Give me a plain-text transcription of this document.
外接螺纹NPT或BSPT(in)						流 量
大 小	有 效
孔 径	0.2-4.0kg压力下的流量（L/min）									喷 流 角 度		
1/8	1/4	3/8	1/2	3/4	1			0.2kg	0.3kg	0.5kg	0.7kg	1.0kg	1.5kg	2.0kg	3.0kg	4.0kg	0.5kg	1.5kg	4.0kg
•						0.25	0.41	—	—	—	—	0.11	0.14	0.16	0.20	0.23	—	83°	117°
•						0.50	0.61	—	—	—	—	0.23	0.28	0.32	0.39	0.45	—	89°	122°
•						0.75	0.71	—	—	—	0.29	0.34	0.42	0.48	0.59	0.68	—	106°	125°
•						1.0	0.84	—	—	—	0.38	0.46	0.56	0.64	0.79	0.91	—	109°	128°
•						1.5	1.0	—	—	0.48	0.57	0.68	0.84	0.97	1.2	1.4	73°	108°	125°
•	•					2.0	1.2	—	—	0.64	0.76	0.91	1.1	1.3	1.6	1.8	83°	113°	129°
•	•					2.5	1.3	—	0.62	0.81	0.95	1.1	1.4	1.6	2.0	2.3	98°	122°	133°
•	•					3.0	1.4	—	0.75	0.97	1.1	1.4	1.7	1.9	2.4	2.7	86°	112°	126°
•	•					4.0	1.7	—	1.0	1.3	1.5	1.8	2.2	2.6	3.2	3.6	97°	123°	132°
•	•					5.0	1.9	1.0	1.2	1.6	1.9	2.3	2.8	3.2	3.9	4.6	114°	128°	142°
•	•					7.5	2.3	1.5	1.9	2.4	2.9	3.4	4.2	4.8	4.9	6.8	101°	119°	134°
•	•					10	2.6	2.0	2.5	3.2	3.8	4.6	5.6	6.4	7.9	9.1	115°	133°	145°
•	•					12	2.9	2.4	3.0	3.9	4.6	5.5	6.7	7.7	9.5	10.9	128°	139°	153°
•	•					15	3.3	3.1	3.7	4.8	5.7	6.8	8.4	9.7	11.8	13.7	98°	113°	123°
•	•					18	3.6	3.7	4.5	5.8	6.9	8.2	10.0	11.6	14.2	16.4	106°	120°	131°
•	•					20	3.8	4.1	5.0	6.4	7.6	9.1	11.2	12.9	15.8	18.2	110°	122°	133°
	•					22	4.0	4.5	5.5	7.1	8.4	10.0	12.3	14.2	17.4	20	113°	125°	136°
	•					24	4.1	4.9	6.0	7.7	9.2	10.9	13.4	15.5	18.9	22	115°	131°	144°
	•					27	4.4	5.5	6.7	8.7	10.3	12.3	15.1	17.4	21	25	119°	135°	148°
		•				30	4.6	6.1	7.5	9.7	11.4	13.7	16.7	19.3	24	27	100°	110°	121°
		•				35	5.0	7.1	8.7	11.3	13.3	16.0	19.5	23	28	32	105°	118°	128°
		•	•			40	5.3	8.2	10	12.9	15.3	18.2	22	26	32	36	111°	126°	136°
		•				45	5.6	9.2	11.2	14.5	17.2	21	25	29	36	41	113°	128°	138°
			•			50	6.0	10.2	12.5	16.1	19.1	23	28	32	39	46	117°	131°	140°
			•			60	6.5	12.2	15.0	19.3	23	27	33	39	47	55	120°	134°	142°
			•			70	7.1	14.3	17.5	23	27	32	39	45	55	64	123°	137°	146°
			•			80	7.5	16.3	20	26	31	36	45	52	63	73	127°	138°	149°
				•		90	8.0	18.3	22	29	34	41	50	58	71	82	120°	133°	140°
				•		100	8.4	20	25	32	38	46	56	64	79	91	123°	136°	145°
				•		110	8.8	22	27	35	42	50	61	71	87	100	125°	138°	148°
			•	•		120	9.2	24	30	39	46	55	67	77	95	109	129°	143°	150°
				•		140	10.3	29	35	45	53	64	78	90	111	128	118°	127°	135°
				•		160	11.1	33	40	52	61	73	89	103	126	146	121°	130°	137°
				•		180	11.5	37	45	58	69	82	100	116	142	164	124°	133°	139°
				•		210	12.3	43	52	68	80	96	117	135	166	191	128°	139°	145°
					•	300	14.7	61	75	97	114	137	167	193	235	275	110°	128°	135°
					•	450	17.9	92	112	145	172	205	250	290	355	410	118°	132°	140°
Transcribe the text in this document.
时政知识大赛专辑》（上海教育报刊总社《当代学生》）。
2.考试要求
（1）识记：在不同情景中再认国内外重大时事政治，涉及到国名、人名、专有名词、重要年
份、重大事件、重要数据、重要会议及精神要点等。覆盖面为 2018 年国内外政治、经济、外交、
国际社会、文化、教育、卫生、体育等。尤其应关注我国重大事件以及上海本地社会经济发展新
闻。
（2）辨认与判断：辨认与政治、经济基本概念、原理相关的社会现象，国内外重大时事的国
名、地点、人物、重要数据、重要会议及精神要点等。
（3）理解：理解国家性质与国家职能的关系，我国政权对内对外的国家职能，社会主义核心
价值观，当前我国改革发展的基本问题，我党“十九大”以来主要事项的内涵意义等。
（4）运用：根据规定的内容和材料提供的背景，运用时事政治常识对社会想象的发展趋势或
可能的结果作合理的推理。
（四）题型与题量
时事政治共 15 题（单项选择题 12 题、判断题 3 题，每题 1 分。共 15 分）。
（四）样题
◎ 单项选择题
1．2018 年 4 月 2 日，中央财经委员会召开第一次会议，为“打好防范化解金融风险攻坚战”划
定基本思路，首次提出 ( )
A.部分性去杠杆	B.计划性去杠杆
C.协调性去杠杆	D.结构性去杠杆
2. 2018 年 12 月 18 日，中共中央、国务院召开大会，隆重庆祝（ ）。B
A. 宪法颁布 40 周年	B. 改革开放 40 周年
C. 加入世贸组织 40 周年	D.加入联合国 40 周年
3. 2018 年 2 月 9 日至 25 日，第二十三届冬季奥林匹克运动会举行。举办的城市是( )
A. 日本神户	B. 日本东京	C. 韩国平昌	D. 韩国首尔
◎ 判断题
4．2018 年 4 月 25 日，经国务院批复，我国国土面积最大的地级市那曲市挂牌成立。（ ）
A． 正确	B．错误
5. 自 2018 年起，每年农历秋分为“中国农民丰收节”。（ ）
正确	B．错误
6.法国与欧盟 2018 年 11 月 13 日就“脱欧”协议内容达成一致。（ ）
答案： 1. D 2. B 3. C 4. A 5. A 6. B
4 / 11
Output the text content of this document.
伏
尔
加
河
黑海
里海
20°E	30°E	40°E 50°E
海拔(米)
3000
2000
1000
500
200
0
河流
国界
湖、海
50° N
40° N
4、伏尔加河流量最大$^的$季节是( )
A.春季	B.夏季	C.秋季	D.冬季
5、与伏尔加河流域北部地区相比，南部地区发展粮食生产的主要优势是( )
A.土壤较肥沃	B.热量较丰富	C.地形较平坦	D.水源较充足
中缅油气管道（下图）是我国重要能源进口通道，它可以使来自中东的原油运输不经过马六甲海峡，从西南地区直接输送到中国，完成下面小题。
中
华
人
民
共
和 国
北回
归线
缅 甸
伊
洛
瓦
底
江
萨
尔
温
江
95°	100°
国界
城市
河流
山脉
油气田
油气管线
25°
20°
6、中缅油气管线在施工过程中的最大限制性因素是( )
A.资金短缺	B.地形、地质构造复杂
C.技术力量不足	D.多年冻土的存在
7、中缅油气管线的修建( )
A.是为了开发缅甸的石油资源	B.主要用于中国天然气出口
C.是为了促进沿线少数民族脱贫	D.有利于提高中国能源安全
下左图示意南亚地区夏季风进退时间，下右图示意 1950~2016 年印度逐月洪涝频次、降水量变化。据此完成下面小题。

**STATED EXERCISE**: Retype the material above, line by line, exactly.

**RESPONSE**:
Give me a plain-text transcription of this document.
外接螺纹NPT或BSPT(in)						流 量
大 小	有 效
孔 径	0.2-4.0kg压力下的流量（L/min）									喷 流 角 度		
1/8	1/4	3/8	1/2	3/4	1			0.2kg	0.3kg	0.5kg	0.7kg	1.0kg	1.5kg	2.0kg	3.0kg	4.0kg	0.5kg	1.5kg	4.0kg
•						0.25	0.41	—	—	—	—	0.11	0.14	0.16	0.20	0.23	—	83°	117°
•						0.50	0.61	—	—	—	—	0.23	0.28	0.32	0.39	0.45	—	89°	122°
•						0.75	0.71	—	—	—	0.29	0.34	0.42	0.48	0.59	0.68	—	106°	125°
•						1.0	0.84	—	—	—	0.38	0.46	0.56	0.64	0.79	0.91	—	109°	128°
•						1.5	1.0	—	—	0.48	0.57	0.68	0.84	0.97	1.2	1.4	73°	108°	125°
•	•					2.0	1.2	—	—	0.64	0.76	0.91	1.1	1.3	1.6	1.8	83°	113°	129°
•	•					2.5	1.3	—	0.62	0.81	0.95	1.1	1.4	1.6	2.0	2.3	98°	122°	133°
•	•					3.0	1.4	—	0.75	0.97	1.1	1.4	1.7	1.9	2.4	2.7	86°	112°	126°
•	•					4.0	1.7	—	1.0	1.3	1.5	1.8	2.2	2.6	3.2	3.6	97°	123°	132°
•	•					5.0	1.9	1.0	1.2	1.6	1.9	2.3	2.8	3.2	3.9	4.6	114°	128°	142°
•	•					7.5	2.3	1.5	1.9	2.4	2.9	3.4	4.2	4.8	4.9	6.8	101°	119°	134°
•	•					10	2.6	2.0	2.5	3.2	3.8	4.6	5.6	6.4	7.9	9.1	115°	133°	145°
•	•					12	2.9	2.4	3.0	3.9	4.6	5.5	6.7	7.7	9.5	10.9	128°	139°	153°
•	•					15	3.3	3.1	3.7	4.8	5.7	6.8	8.4	9.7	11.8	13.7	98°	113°	123°
•	•					18	3.6	3.7	4.5	5.8	6.9	8.2	10.0	11.6	14.2	16.4	106°	120°	131°
•	•					20	3.8	4.1	5.0	6.4	7.6	9.1	11.2	12.9	15.8	18.2	110°	122°	133°
	•					22	4.0	4.5	5.5	7.1	8.4	10.0	12.3	14.2	17.4	20	113°	125°	136°
	•					24	4.1	4.9	6.0	7.7	9.2	10.9	13.4	15.5	18.9	22	115°	131°	144°
	•					27	4.4	5.5	6.7	8.7	10.3	12.3	15.1	17.4	21	25	119°	135°	148°
		•				30	4.6	6.1	7.5	9.7	11.4	13.7	16.7	19.3	24	27	100°	110°	121°
		•				35	5.0	7.1	8.7	11.3	13.3	16.0	19.5	23	28	32	105°	118°	128°
		•	•			40	5.3	8.2	10	12.9	15.3	18.2	22	26	32	36	111°	126°	136°
		•				45	5.6	9.2	11.2	14.5	17.2	21	25	29	36	41	113°	128°	138°
			•			50	6.0	10.2	12.5	16.1	19.1	23	28	32	39	46	117°	131°	140°
			•			60	6.5	12.2	15.0	19.3	23	27	33	39	47	55	120°	134°	142°
			•			70	7.1	14.3	17.5	23	27	32	39	45	55	64	123°	137°	146°
			•			80	7.5	16.3	20	26	31	36	45	52	63	73	127°	138°	149°
				•		90	8.0	18.3	22	29	34	41	50	58	71	82	120°	133°	140°
				•		100	8.4	20	25	32	38	46	56	64	79	91	123°	136°	145°
				•		110	8.8	22	27	35	42	50	61	71	87	100	125°	138°	148°
			•	•		120	9.2	24	30	39	46	55	67	77	95	109	129°	143°	150°
				•		140	10.3	29	35	45	53	64	78	90	111	128	118°	127°	135°
				•		160	11.1	33	40	52	61	73	89	103	126	146	121°	130°	137°
				•		180	11.5	37	45	58	69	82	100	116	142	164	124°	133°	139°
				•		210	12.3	43	52	68	80	96	117	135	166	191	128°	139°	145°
					•	300	14.7	61	75	97	114	137	167	193	235	275	110°	128°	135°
					•	450	17.9	92	112	145	172	205	250	290	355	410	118°	132°	140°
Transcribe the text in this document.
时政知识大赛专辑》（上海教育报刊总社《当代学生》）。
2.考试要求
（1）识记：在不同情景中再认国内外重大时事政治，涉及到国名、人名、专有名词、重要年
份、重大事件、重要数据、重要会议及精神要点等。覆盖面为 2018 年国内外政治、经济、外交、
国际社会、文化、教育、卫生、体育等。尤其应关注我国重大事件以及上海本地社会经济发展新
闻。
（2）辨认与判断：辨认与政治、经济基本概念、原理相关的社会现象，国内外重大时事的国
名、地点、人物、重要数据、重要会议及精神要点等。
（3）理解：理解国家性质与国家职能的关系，我国政权对内对外的国家职能，社会主义核心
价值观，当前我国改革发展的基本问题，我党“十九大”以来主要事项的内涵意义等。
（4）运用：根据规定的内容和材料提供的背景，运用时事政治常识对社会想象的发展趋势或
可能的结果作合理的推理。
（四）题型与题量
时事政治共 15 题（单项选择题 12 题、判断题 3 题，每题 1 分。共 15 分）。
（四）样题
◎ 单项选择题
1．2018 年 4 月 2 日，中央财经委员会召开第一次会议，为“打好防范化解金融风险攻坚战”划
定基本思路，首次提出 ( )
A.部分性去杠杆	B.计划性去杠杆
C.协调性去杠杆	D.结构性去杠杆
2. 2018 年 12 月 18 日，中共中央、国务院召开大会，隆重庆祝（ ）。B
A. 宪法颁布 40 周年	B. 改革开放 40 周年
C. 加入世贸组织 40 周年	D.加入联合国 40 周年
3. 2018 年 2 月 9 日至 25 日，第二十三届冬季奥林匹克运动会举行。举办的城市是( )
A. 日本神户	B. 日本东京	C. 韩国平昌	D. 韩国首尔
◎ 判断题
4．2018 年 4 月 25 日，经国务院批复，我国国土面积最大的地级市那曲市挂牌成立。（ ）
A． 正确	B．错误
5. 自 2018 年起，每年农历秋分为“中国农民丰收节”。（ ）
正确	B．错误
6.法国与欧盟 2018 年 11 月 13 日就“脱欧”协议内容达成一致。（ ）
答案： 1. D 2. B 3. C 4. A 5. A 6. B
4 / 11
Output the text content of this document.
伏
尔
加
河
黑海
里海
20°E	30°E	40°E 50°E
海拔(米)
3000
2000
1000
500
200
0
河流
国界
湖、海
50° N
40° N
4、伏尔加河流量最大$^的$季节是( )
A.春季	B.夏季	C.秋季	D.冬季
5、与伏尔加河流域北部地区相比，南部地区发展粮食生产的主要优势是( )
A.土壤较肥沃	B.热量较丰富	C.地形较平坦	D.水源较充足
中缅油气管道（下图）是我国重要能源进口通道，它可以使来自中东的原油运输不经过马六甲海峡，从西南地区直接输送到中国，完成下面小题。
中
华
人
民
共
和 国
北回
归线
缅 甸
伊
洛
瓦
底
江
萨
尔
温
江
95°	100°
国界
城市
河流
山脉
油气田
油气管线
25°
20°
6、中缅油气管线在施工过程中的最大限制性因素是( )
A.资金短缺	B.地形、地质构造复杂
C.技术力量不足	D.多年冻土的存在
7、中缅油气管线的修建( )
A.是为了开发缅甸的石油资源	B.主要用于中国天然气出口
C.是为了促进沿线少数民族脱贫	D.有利于提高中国能源安全
下左图示意南亚地区夏季风进退时间，下右图示意 1950~2016 年印度逐月洪涝频次、降水量变化。据此完成下面小题。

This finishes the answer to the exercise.